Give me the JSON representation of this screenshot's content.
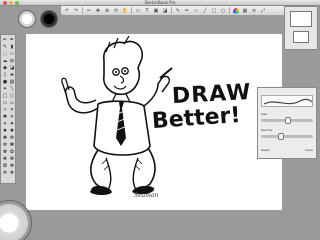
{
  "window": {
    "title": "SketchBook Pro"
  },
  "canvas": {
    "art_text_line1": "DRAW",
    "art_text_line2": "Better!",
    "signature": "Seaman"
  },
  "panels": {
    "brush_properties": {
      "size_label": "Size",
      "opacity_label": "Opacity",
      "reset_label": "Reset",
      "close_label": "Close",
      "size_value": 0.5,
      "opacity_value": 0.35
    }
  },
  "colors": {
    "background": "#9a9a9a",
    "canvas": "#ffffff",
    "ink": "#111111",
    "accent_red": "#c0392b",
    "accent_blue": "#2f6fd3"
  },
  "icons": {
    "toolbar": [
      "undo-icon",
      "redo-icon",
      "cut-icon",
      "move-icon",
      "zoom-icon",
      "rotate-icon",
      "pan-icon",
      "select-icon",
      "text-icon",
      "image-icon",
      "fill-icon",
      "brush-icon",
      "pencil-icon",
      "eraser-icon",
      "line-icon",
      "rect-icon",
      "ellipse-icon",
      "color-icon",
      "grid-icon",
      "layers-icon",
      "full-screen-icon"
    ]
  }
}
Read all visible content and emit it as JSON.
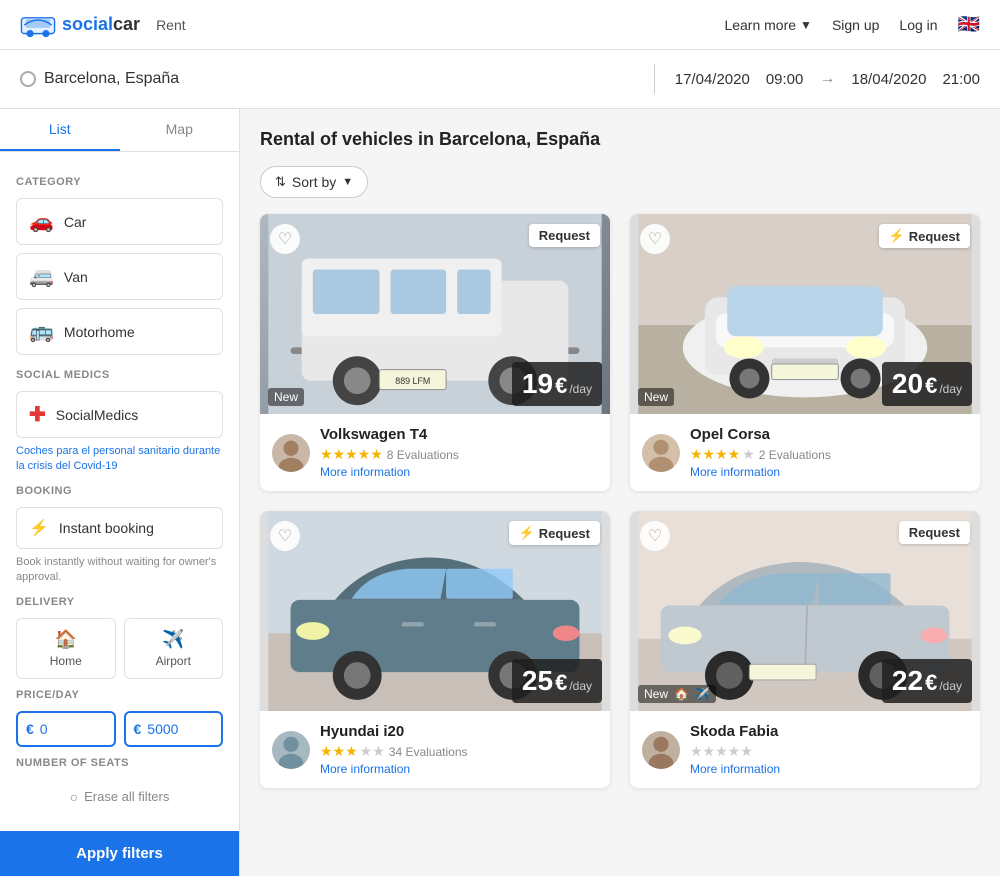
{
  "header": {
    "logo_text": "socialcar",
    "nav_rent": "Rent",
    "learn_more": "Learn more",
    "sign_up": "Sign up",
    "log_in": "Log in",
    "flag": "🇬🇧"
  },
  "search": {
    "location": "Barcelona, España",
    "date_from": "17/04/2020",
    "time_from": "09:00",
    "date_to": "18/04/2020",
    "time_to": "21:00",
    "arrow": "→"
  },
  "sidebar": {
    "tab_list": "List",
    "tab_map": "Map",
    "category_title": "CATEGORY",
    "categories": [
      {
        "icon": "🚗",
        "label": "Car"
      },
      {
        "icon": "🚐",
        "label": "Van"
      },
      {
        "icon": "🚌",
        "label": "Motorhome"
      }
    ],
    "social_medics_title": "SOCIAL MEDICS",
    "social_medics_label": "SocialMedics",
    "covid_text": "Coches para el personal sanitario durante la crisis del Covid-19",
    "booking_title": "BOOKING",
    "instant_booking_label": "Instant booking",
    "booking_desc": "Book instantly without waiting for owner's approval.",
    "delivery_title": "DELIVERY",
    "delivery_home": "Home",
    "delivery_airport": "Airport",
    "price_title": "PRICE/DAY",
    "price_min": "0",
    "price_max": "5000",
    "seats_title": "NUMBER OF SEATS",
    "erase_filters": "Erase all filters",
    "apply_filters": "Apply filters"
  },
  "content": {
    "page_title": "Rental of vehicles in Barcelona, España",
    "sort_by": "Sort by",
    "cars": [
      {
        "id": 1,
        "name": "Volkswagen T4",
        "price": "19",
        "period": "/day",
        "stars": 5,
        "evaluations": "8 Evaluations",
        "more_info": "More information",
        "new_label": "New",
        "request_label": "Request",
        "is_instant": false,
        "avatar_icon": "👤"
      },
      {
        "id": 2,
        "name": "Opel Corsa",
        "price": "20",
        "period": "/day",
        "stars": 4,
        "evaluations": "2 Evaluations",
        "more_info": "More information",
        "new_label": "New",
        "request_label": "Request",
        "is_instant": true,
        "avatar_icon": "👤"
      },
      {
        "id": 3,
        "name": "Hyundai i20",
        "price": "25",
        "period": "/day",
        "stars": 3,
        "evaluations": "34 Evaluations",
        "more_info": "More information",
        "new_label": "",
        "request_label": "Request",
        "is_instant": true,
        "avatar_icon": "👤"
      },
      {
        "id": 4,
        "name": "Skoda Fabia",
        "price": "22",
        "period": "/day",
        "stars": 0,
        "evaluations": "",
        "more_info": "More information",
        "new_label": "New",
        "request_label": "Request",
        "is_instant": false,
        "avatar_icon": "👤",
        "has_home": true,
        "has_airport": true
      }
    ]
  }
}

....

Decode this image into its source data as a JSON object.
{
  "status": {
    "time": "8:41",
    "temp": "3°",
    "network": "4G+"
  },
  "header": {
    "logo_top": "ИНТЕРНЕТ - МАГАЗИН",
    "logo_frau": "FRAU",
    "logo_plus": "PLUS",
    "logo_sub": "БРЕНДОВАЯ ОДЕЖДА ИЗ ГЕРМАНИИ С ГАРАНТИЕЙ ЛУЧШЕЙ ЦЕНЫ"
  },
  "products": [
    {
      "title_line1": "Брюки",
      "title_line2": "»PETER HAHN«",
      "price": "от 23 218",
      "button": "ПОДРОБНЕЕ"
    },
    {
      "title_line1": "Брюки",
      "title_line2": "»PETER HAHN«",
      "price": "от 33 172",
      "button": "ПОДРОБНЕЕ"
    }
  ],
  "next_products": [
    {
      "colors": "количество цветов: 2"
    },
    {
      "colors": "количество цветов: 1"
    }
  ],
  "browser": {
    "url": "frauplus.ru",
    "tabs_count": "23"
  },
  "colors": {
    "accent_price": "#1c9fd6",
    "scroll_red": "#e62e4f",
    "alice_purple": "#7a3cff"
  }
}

....

__AIM__
Check every line of the records above for the string "name" and say how many contain it, giving the number alone.

__TASK OUTPUT__
4